▶ [Exercise aim]: Write out every entry exactly as it stands.

******

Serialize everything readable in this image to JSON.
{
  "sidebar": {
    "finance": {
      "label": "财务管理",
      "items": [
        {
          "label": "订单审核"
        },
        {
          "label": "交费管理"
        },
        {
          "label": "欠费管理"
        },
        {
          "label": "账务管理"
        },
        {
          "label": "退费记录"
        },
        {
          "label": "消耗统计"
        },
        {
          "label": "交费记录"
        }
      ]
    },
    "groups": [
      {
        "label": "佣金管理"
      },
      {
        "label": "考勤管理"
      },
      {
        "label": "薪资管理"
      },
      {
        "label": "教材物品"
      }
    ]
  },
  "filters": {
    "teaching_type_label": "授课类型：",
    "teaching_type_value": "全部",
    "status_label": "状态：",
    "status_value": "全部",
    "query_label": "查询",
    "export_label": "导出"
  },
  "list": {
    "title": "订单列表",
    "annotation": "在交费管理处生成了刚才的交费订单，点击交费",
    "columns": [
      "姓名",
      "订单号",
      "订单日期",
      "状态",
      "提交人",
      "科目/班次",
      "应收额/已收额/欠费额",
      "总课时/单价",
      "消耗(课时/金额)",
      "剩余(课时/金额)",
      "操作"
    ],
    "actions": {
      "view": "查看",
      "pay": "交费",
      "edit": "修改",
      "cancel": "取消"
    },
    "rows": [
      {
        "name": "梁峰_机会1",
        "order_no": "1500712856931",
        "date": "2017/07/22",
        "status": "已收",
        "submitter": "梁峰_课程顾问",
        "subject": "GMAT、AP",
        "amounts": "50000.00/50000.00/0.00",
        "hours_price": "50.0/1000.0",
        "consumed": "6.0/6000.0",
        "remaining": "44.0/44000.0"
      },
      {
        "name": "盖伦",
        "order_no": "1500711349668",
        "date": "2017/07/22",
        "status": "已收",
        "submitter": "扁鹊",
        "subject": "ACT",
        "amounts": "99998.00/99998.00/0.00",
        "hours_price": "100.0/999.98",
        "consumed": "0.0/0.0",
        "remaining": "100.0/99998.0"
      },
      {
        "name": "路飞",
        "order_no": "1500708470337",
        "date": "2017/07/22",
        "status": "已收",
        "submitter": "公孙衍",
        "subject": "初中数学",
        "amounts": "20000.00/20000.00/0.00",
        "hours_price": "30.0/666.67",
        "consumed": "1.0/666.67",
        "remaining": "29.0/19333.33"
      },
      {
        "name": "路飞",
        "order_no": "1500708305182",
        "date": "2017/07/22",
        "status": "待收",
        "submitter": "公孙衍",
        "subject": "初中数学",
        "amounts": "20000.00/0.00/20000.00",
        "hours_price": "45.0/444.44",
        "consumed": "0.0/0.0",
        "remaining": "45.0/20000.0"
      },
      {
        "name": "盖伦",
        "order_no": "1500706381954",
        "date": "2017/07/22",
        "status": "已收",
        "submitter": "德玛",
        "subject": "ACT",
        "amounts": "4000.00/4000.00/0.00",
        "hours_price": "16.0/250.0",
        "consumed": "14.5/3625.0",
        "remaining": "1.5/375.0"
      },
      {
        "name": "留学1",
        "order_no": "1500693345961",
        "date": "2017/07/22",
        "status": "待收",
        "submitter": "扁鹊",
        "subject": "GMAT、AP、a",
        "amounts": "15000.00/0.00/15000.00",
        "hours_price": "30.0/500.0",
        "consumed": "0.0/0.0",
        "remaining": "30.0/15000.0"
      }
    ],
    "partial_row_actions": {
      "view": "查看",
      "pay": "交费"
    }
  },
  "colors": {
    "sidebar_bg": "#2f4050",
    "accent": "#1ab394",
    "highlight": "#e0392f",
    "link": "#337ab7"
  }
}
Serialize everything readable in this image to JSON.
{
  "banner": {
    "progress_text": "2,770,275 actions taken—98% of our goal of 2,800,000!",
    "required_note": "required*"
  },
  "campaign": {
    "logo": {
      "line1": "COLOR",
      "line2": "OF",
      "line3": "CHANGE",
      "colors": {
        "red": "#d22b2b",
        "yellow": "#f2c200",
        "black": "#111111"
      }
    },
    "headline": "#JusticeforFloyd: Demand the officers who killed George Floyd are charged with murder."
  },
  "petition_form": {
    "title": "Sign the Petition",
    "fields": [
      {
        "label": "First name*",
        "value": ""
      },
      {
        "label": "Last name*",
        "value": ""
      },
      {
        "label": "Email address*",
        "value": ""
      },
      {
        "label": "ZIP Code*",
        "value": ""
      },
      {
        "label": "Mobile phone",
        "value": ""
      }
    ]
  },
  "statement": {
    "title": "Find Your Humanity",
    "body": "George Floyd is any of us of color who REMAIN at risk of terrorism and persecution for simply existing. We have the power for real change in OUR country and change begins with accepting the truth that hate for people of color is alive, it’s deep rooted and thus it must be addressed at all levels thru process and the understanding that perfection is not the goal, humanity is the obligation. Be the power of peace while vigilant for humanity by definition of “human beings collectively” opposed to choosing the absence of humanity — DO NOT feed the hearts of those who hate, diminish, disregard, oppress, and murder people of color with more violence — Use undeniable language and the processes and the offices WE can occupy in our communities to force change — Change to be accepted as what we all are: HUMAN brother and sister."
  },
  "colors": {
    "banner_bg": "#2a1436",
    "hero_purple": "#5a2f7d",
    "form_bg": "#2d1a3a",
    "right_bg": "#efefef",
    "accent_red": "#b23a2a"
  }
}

******

▶ [Expected answer]:
Serialize everything readable in this image to JSON.
{
  "sidebar": {
    "finance": {
      "label": "财务管理",
      "items": [
        {
          "label": "订单审核"
        },
        {
          "label": "交费管理"
        },
        {
          "label": "欠费管理"
        },
        {
          "label": "账务管理"
        },
        {
          "label": "退费记录"
        },
        {
          "label": "消耗统计"
        },
        {
          "label": "交费记录"
        }
      ]
    },
    "groups": [
      {
        "label": "佣金管理"
      },
      {
        "label": "考勤管理"
      },
      {
        "label": "薪资管理"
      },
      {
        "label": "教材物品"
      }
    ]
  },
  "filters": {
    "teaching_type_label": "授课类型：",
    "teaching_type_value": "全部",
    "status_label": "状态：",
    "status_value": "全部",
    "query_label": "查询",
    "export_label": "导出"
  },
  "list": {
    "title": "订单列表",
    "annotation": "在交费管理处生成了刚才的交费订单，点击交费",
    "columns": [
      "姓名",
      "订单号",
      "订单日期",
      "状态",
      "提交人",
      "科目/班次",
      "应收额/已收额/欠费额",
      "总课时/单价",
      "消耗(课时/金额)",
      "剩余(课时/金额)",
      "操作"
    ],
    "actions": {
      "view": "查看",
      "pay": "交费",
      "edit": "修改",
      "cancel": "取消"
    },
    "rows": [
      {
        "name": "梁峰_机会1",
        "order_no": "1500712856931",
        "date": "2017/07/22",
        "status": "已收",
        "submitter": "梁峰_课程顾问",
        "subject": "GMAT、AP",
        "amounts": "50000.00/50000.00/0.00",
        "hours_price": "50.0/1000.0",
        "consumed": "6.0/6000.0",
        "remaining": "44.0/44000.0"
      },
      {
        "name": "盖伦",
        "order_no": "1500711349668",
        "date": "2017/07/22",
        "status": "已收",
        "submitter": "扁鹊",
        "subject": "ACT",
        "amounts": "99998.00/99998.00/0.00",
        "hours_price": "100.0/999.98",
        "consumed": "0.0/0.0",
        "remaining": "100.0/99998.0"
      },
      {
        "name": "路飞",
        "order_no": "1500708470337",
        "date": "2017/07/22",
        "status": "已收",
        "submitter": "公孙衍",
        "subject": "初中数学",
        "amounts": "20000.00/20000.00/0.00",
        "hours_price": "30.0/666.67",
        "consumed": "1.0/666.67",
        "remaining": "29.0/19333.33"
      },
      {
        "name": "路飞",
        "order_no": "1500708305182",
        "date": "2017/07/22",
        "status": "待收",
        "submitter": "公孙衍",
        "subject": "初中数学",
        "amounts": "20000.00/0.00/20000.00",
        "hours_price": "45.0/444.44",
        "consumed": "0.0/0.0",
        "remaining": "45.0/20000.0"
      },
      {
        "name": "盖伦",
        "order_no": "1500706381954",
        "date": "2017/07/22",
        "status": "已收",
        "submitter": "德玛",
        "subject": "ACT",
        "amounts": "4000.00/4000.00/0.00",
        "hours_price": "16.0/250.0",
        "consumed": "14.5/3625.0",
        "remaining": "1.5/375.0"
      },
      {
        "name": "留学1",
        "order_no": "1500693345961",
        "date": "2017/07/22",
        "status": "待收",
        "submitter": "扁鹊",
        "subject": "GMAT、AP、a",
        "amounts": "15000.00/0.00/15000.00",
        "hours_price": "30.0/500.0",
        "consumed": "0.0/0.0",
        "remaining": "30.0/15000.0"
      }
    ],
    "partial_row_actions": {
      "view": "查看",
      "pay": "交费"
    }
  },
  "colors": {
    "sidebar_bg": "#2f4050",
    "accent": "#1ab394",
    "highlight": "#e0392f",
    "link": "#337ab7"
  }
}
Serialize everything readable in this image to JSON.
{
  "banner": {
    "progress_text": "2,770,275 actions taken—98% of our goal of 2,800,000!",
    "required_note": "required*"
  },
  "campaign": {
    "logo": {
      "line1": "COLOR",
      "line2": "OF",
      "line3": "CHANGE",
      "colors": {
        "red": "#d22b2b",
        "yellow": "#f2c200",
        "black": "#111111"
      }
    },
    "headline": "#JusticeforFloyd: Demand the officers who killed George Floyd are charged with murder."
  },
  "petition_form": {
    "title": "Sign the Petition",
    "fields": [
      {
        "label": "First name*",
        "value": ""
      },
      {
        "label": "Last name*",
        "value": ""
      },
      {
        "label": "Email address*",
        "value": ""
      },
      {
        "label": "ZIP Code*",
        "value": ""
      },
      {
        "label": "Mobile phone",
        "value": ""
      }
    ]
  },
  "statement": {
    "title": "Find Your Humanity",
    "body": "George Floyd is any of us of color who REMAIN at risk of terrorism and persecution for simply existing. We have the power for real change in OUR country and change begins with accepting the truth that hate for people of color is alive, it’s deep rooted and thus it must be addressed at all levels thru process and the understanding that perfection is not the goal, humanity is the obligation. Be the power of peace while vigilant for humanity by definition of “human beings collectively” opposed to choosing the absence of humanity — DO NOT feed the hearts of those who hate, diminish, disregard, oppress, and murder people of color with more violence — Use undeniable language and the processes and the offices WE can occupy in our communities to force change — Change to be accepted as what we all are: HUMAN brother and sister."
  },
  "colors": {
    "banner_bg": "#2a1436",
    "hero_purple": "#5a2f7d",
    "form_bg": "#2d1a3a",
    "right_bg": "#efefef",
    "accent_red": "#b23a2a"
  }
}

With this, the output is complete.